ABOUT THIS EXERCISE -
Quote the passage of the Green Pulse reflection on design starting at "My recent research" and ending at "equitable social structures.", keeping every word as it appears.
** SOURCE EXTRACT follows **
WEEK5- Green Pulse

Designing for a Just and Sustainable World

My recent research and practice have been influenced by many of the insightful ideas presented in this week’s lectures, involving the global context of political ecology and environmental design. These stories are not just about struggles over resources and rights, they also show how design activism can reconfigure systems and redistribute resources to promote more equitable social structures.

I began to see design as a political act, one that went beyond simply creating colorful objects, and involved questioning and transforming existing social structures through material practice. I am learning to incorporate circular economy principles into my designs so that my work is not only aesthetic but also environmentally friendly. This requires paying more attention to materials, manufacturing processes and how products are disposed of at the end of their life cycle.
** End of SOURCE EXTRACT **
** DATA SECTION follows **
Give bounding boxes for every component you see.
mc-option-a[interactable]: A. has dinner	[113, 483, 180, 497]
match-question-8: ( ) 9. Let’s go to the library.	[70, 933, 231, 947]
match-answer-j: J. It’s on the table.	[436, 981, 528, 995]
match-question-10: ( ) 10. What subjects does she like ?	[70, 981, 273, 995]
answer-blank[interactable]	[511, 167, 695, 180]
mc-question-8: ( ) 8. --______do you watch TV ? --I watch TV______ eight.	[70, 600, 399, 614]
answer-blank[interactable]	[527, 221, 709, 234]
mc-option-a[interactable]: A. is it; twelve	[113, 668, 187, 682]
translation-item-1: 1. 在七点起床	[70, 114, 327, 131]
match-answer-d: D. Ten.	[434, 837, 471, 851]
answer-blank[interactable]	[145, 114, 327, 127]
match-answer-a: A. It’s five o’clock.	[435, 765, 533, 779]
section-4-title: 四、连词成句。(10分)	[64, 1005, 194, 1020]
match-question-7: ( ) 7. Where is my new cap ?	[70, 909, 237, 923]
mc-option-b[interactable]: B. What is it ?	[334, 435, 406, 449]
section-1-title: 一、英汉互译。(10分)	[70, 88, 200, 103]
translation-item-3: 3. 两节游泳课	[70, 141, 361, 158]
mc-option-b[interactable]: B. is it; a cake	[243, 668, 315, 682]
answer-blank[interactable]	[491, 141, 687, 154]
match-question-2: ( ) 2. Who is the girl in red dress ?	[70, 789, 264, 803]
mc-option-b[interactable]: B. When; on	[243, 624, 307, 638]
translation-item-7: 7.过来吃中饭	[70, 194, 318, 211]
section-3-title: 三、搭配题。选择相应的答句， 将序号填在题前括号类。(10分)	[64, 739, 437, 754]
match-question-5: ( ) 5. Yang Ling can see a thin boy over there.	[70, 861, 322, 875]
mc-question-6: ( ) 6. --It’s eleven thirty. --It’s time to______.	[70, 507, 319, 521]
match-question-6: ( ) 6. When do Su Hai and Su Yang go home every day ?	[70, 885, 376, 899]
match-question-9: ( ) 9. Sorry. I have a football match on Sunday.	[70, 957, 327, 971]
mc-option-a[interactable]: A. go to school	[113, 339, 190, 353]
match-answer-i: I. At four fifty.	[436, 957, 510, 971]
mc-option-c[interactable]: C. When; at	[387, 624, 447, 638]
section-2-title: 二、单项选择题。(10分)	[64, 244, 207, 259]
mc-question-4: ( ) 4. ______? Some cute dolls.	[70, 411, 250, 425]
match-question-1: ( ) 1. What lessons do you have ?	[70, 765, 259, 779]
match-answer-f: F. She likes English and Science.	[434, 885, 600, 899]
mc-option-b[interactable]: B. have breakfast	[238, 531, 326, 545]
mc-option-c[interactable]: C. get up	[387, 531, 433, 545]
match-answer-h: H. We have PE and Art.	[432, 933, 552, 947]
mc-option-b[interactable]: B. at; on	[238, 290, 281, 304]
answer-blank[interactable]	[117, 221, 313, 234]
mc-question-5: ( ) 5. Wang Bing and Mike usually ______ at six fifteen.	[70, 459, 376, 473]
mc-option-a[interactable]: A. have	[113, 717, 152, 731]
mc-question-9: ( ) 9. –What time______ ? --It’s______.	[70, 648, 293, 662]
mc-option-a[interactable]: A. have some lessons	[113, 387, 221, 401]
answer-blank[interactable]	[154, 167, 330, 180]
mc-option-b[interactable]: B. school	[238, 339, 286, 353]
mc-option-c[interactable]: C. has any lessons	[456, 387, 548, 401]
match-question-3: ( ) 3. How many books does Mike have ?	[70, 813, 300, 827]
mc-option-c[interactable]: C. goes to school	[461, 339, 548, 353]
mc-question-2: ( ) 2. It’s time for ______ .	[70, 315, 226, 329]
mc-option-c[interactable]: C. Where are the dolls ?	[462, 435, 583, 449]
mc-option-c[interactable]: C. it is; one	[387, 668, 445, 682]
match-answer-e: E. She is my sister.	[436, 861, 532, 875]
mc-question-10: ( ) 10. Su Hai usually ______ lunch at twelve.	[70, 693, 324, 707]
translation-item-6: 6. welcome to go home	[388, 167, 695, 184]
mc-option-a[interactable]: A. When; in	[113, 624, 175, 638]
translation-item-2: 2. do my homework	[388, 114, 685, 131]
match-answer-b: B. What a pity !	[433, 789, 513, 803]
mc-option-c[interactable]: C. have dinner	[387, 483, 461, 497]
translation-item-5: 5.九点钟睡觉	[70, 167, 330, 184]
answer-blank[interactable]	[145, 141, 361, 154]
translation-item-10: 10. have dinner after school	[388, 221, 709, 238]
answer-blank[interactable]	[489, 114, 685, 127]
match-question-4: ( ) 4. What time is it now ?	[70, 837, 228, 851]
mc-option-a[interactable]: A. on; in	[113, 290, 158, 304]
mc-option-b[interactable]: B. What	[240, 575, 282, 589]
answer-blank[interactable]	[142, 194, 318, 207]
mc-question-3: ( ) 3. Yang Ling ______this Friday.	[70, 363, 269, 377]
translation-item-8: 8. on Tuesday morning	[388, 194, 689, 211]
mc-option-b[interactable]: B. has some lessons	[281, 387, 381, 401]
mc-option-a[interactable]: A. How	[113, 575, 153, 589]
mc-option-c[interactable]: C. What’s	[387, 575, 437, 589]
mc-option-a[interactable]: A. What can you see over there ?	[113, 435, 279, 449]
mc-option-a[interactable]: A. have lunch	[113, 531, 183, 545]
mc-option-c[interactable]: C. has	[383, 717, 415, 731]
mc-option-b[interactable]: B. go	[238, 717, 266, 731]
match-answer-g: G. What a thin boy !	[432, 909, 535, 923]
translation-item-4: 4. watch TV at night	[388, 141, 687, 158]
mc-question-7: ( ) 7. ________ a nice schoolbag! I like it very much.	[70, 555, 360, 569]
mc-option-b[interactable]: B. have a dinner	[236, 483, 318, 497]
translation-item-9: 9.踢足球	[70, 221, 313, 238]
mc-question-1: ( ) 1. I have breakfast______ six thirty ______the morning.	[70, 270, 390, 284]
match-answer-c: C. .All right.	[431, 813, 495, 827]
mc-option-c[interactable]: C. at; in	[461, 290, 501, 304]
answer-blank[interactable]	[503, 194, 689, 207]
** End of DATA SECTION **
RESULT OF THIS EXERCISE -
My recent research and practice have been influenced by many of the insightful ideas presented in this week’s lectures, involving the global context of political ecology and environmental design. These stories are not just about struggles over resources and rights, they also show how design activism can reconfigure systems and redistribute resources to promote more equitable social structures.